◆ Task statement ◆
Reproduce the listing in full, exactly as written, but without images.

◆ Supplied data ◆
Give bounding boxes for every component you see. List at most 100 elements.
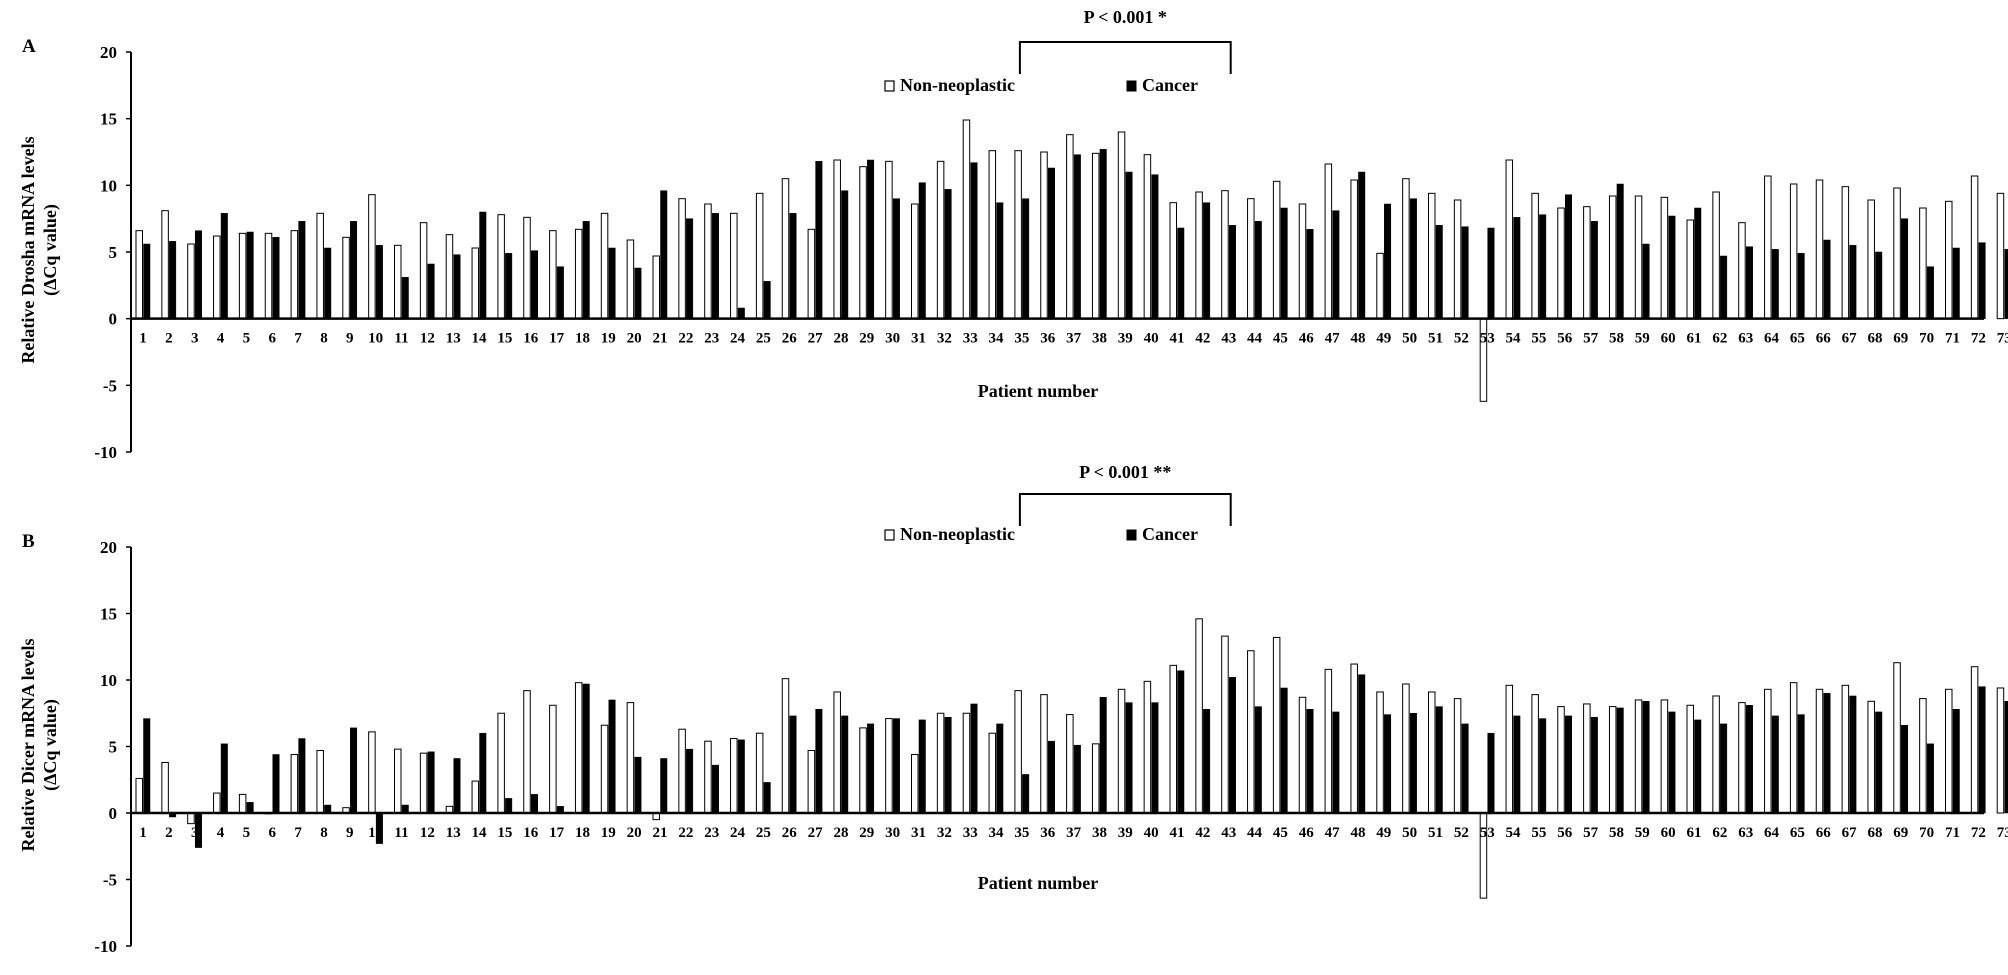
bar-cancer-42 — [1203, 202, 1211, 319]
bar-non-neoplastic-38 — [1091, 152, 1100, 320]
x-tick-label: 22 — [678, 331, 693, 347]
bar-non-neoplastic-23 — [704, 740, 712, 814]
bar-non-neoplastic-47 — [1324, 163, 1333, 320]
bar-non-neoplastic-42 — [1195, 618, 1203, 814]
y-tick-label: -10 — [94, 937, 117, 956]
x-tick-label: 59 — [1635, 331, 1650, 347]
bar-non-neoplastic-41 — [1169, 202, 1177, 320]
bar-non-neoplastic-12 — [419, 752, 428, 814]
x-tick-label: 29 — [859, 331, 874, 347]
x-tick-label: 25 — [756, 825, 771, 841]
x-tick-label: 66 — [1816, 825, 1832, 841]
bar-non-neoplastic-33 — [962, 119, 971, 320]
x-tick-label: 53 — [1480, 331, 1495, 347]
bar-non-neoplastic-2 — [161, 761, 169, 814]
x-tick-label: 26 — [782, 331, 798, 347]
bar-non-neoplastic-72 — [1970, 666, 1979, 814]
bar-non-neoplastic-24 — [730, 212, 738, 320]
bar-cancer-63 — [1745, 246, 1753, 319]
x-tick-label: 16 — [523, 331, 539, 347]
bar-cancer-50 — [1409, 198, 1417, 319]
bar-non-neoplastic-60 — [1660, 699, 1669, 814]
bar-non-neoplastic-30 — [885, 160, 893, 320]
bar-non-neoplastic-21 — [652, 255, 660, 320]
bar-non-neoplastic-71 — [1945, 200, 1953, 320]
x-tick-label: 7 — [294, 825, 302, 841]
x-tick-label: 39 — [1118, 331, 1133, 347]
x-tick-label: 23 — [704, 825, 719, 841]
y-tick-label: 0 — [109, 310, 118, 329]
bar-cancer-32 — [944, 189, 952, 319]
bar-cancer-24 — [737, 739, 745, 814]
bar-cancer-9 — [350, 727, 358, 814]
bar-cancer-6 — [272, 237, 280, 319]
bar-non-neoplastic-65 — [1789, 183, 1798, 320]
x-tick-label: 37 — [1066, 331, 1082, 347]
panel-letter: A — [22, 36, 36, 57]
x-tick-label: 30 — [885, 331, 900, 347]
bar-cancer-9 — [350, 221, 358, 319]
x-tick-label: 18 — [575, 331, 590, 347]
x-tick-label: 24 — [730, 825, 746, 841]
bar-non-neoplastic-47 — [1324, 668, 1333, 814]
bar-non-neoplastic-61 — [1686, 704, 1694, 814]
bar-non-neoplastic-20 — [626, 239, 635, 320]
bar-non-neoplastic-38 — [1091, 743, 1100, 814]
bar-cancer-28 — [841, 190, 849, 319]
bar-non-neoplastic-14 — [471, 780, 480, 814]
x-tick-label: 18 — [575, 825, 590, 841]
bar-non-neoplastic-52 — [1453, 698, 1462, 814]
bar-non-neoplastic-35 — [1014, 690, 1022, 814]
x-tick-label: 13 — [446, 825, 461, 841]
bar-non-neoplastic-34 — [988, 732, 997, 814]
bar-cancer-52 — [1461, 723, 1469, 814]
bar-cancer-50 — [1409, 713, 1417, 814]
x-tick-label: 39 — [1118, 825, 1133, 841]
x-tick-label: 43 — [1221, 331, 1236, 347]
x-tick-label: 33 — [963, 331, 978, 347]
bar-cancer-10 — [375, 245, 383, 319]
bar-non-neoplastic-49 — [1376, 691, 1384, 814]
bar-cancer-56 — [1565, 715, 1572, 814]
x-tick-label: 69 — [1893, 331, 1908, 347]
bar-cancer-31 — [918, 182, 926, 319]
x-tick-label: 73 — [1997, 825, 2008, 841]
bar-cancer-68 — [1875, 711, 1883, 814]
bar-cancer-19 — [608, 699, 616, 814]
x-tick-label: 25 — [756, 331, 771, 347]
bar-non-neoplastic-7 — [290, 230, 299, 320]
x-tick-label: 41 — [1170, 331, 1185, 347]
bar-non-neoplastic-51 — [1428, 192, 1436, 320]
bar-cancer-13 — [453, 254, 461, 319]
bar-cancer-71 — [1952, 709, 1960, 814]
bar-non-neoplastic-64 — [1764, 688, 1772, 814]
bar-cancer-23 — [711, 213, 719, 319]
bar-non-neoplastic-42 — [1195, 191, 1203, 320]
x-tick-label: 2 — [165, 331, 173, 347]
bar-non-neoplastic-62 — [1712, 695, 1720, 814]
bar-non-neoplastic-16 — [523, 216, 531, 320]
y-axis-label: Relative Drosha mRNA levels — [18, 136, 38, 363]
bar-non-neoplastic-29 — [859, 166, 867, 320]
bar-non-neoplastic-15 — [497, 712, 505, 814]
bar-non-neoplastic-54 — [1505, 684, 1514, 814]
bar-cancer-23 — [711, 764, 719, 814]
bar-cancer-36 — [1048, 167, 1055, 319]
bar-cancer-39 — [1125, 702, 1133, 814]
bar-non-neoplastic-9 — [342, 236, 350, 320]
bar-cancer-52 — [1461, 226, 1469, 319]
bar-non-neoplastic-46 — [1298, 203, 1307, 320]
bar-cancer-22 — [686, 218, 694, 319]
x-tick-label: 68 — [1867, 331, 1882, 347]
bar-cancer-4 — [220, 213, 228, 319]
legend-label-non-neoplastic: Non-neoplastic — [900, 524, 1015, 544]
bar-non-neoplastic-50 — [1402, 683, 1410, 814]
bar-cancer-43 — [1228, 225, 1236, 319]
bar-cancer-28 — [841, 715, 849, 814]
bar-cancer-66 — [1823, 239, 1831, 319]
bar-cancer-14 — [479, 732, 487, 814]
bar-non-neoplastic-10 — [368, 194, 376, 320]
x-tick-label: 72 — [1971, 825, 1986, 841]
x-tick-label: 62 — [1712, 825, 1727, 841]
bar-cancer-43 — [1228, 677, 1236, 814]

◆ Exercise solution ◆
Give bounding boxes for every component you see. List at most 100 elements.
bar-cancer-42 — [1203, 202, 1211, 319]
bar-non-neoplastic-38 — [1091, 152, 1100, 320]
x-tick-label: 22 — [678, 331, 693, 347]
bar-non-neoplastic-23 — [704, 740, 712, 814]
bar-non-neoplastic-47 — [1324, 163, 1333, 320]
bar-non-neoplastic-42 — [1195, 618, 1203, 814]
y-tick-label: -10 — [94, 937, 117, 956]
x-tick-label: 59 — [1635, 331, 1650, 347]
bar-non-neoplastic-41 — [1169, 202, 1177, 320]
bar-non-neoplastic-12 — [419, 752, 428, 814]
x-tick-label: 29 — [859, 331, 874, 347]
x-tick-label: 25 — [756, 825, 771, 841]
x-tick-label: 66 — [1816, 825, 1832, 841]
bar-non-neoplastic-33 — [962, 119, 971, 320]
x-tick-label: 53 — [1480, 331, 1495, 347]
bar-non-neoplastic-2 — [161, 761, 169, 814]
x-tick-label: 26 — [782, 331, 798, 347]
bar-non-neoplastic-72 — [1970, 666, 1979, 814]
bar-non-neoplastic-24 — [730, 212, 738, 320]
bar-cancer-63 — [1745, 246, 1753, 319]
x-tick-label: 16 — [523, 331, 539, 347]
bar-cancer-50 — [1409, 198, 1417, 319]
bar-non-neoplastic-60 — [1660, 699, 1669, 814]
bar-non-neoplastic-30 — [885, 160, 893, 320]
bar-non-neoplastic-21 — [652, 255, 660, 320]
bar-non-neoplastic-71 — [1945, 200, 1953, 320]
x-tick-label: 7 — [294, 825, 302, 841]
x-tick-label: 39 — [1118, 331, 1133, 347]
x-tick-label: 23 — [704, 825, 719, 841]
y-tick-label: 0 — [109, 310, 118, 329]
bar-cancer-32 — [944, 189, 952, 319]
bar-cancer-24 — [737, 739, 745, 814]
bar-cancer-9 — [350, 727, 358, 814]
bar-cancer-6 — [272, 237, 280, 319]
bar-non-neoplastic-65 — [1789, 183, 1798, 320]
x-tick-label: 37 — [1066, 331, 1082, 347]
panel-letter: A — [22, 36, 36, 57]
x-tick-label: 30 — [885, 331, 900, 347]
bar-cancer-9 — [350, 221, 358, 319]
x-tick-label: 18 — [575, 331, 590, 347]
x-tick-label: 24 — [730, 825, 746, 841]
bar-non-neoplastic-47 — [1324, 668, 1333, 814]
bar-non-neoplastic-61 — [1686, 704, 1694, 814]
bar-non-neoplastic-20 — [626, 239, 635, 320]
bar-non-neoplastic-38 — [1091, 743, 1100, 814]
bar-cancer-28 — [841, 190, 849, 319]
bar-non-neoplastic-14 — [471, 780, 480, 814]
x-tick-label: 18 — [575, 825, 590, 841]
bar-non-neoplastic-52 — [1453, 698, 1462, 814]
bar-non-neoplastic-35 — [1014, 690, 1022, 814]
x-tick-label: 13 — [446, 825, 461, 841]
bar-non-neoplastic-34 — [988, 732, 997, 814]
bar-cancer-52 — [1461, 723, 1469, 814]
bar-cancer-50 — [1409, 713, 1417, 814]
x-tick-label: 39 — [1118, 825, 1133, 841]
x-tick-label: 43 — [1221, 331, 1236, 347]
x-tick-label: 33 — [963, 331, 978, 347]
bar-cancer-10 — [375, 245, 383, 319]
bar-non-neoplastic-49 — [1376, 691, 1384, 814]
bar-cancer-56 — [1565, 715, 1572, 814]
x-tick-label: 69 — [1893, 331, 1908, 347]
bar-cancer-31 — [918, 182, 926, 319]
x-tick-label: 73 — [1997, 825, 2008, 841]
bar-cancer-68 — [1875, 711, 1883, 814]
bar-cancer-19 — [608, 699, 616, 814]
x-tick-label: 25 — [756, 331, 771, 347]
bar-non-neoplastic-7 — [290, 230, 299, 320]
x-tick-label: 41 — [1170, 331, 1185, 347]
bar-non-neoplastic-51 — [1428, 192, 1436, 320]
bar-cancer-13 — [453, 254, 461, 319]
bar-cancer-71 — [1952, 709, 1960, 814]
bar-non-neoplastic-64 — [1764, 688, 1772, 814]
bar-cancer-23 — [711, 213, 719, 319]
bar-non-neoplastic-42 — [1195, 191, 1203, 320]
x-tick-label: 2 — [165, 331, 173, 347]
bar-non-neoplastic-62 — [1712, 695, 1720, 814]
bar-non-neoplastic-16 — [523, 216, 531, 320]
y-axis-label: Relative Drosha mRNA levels — [18, 136, 38, 363]
bar-non-neoplastic-29 — [859, 166, 867, 320]
bar-non-neoplastic-15 — [497, 712, 505, 814]
bar-non-neoplastic-54 — [1505, 684, 1514, 814]
bar-cancer-23 — [711, 764, 719, 814]
bar-cancer-36 — [1048, 167, 1055, 319]
bar-cancer-39 — [1125, 702, 1133, 814]
bar-non-neoplastic-9 — [342, 236, 350, 320]
bar-cancer-52 — [1461, 226, 1469, 319]
bar-non-neoplastic-46 — [1298, 203, 1307, 320]
bar-cancer-22 — [686, 218, 694, 319]
x-tick-label: 68 — [1867, 331, 1882, 347]
bar-cancer-4 — [220, 213, 228, 319]
legend-label-non-neoplastic: Non-neoplastic — [900, 524, 1015, 544]
bar-non-neoplastic-50 — [1402, 683, 1410, 814]
bar-cancer-43 — [1228, 225, 1236, 319]
bar-cancer-28 — [841, 715, 849, 814]
bar-cancer-66 — [1823, 239, 1831, 319]
bar-cancer-14 — [479, 732, 487, 814]
bar-non-neoplastic-10 — [368, 194, 376, 320]
x-tick-label: 72 — [1971, 825, 1986, 841]
x-tick-label: 62 — [1712, 825, 1727, 841]
bar-cancer-43 — [1228, 677, 1236, 814]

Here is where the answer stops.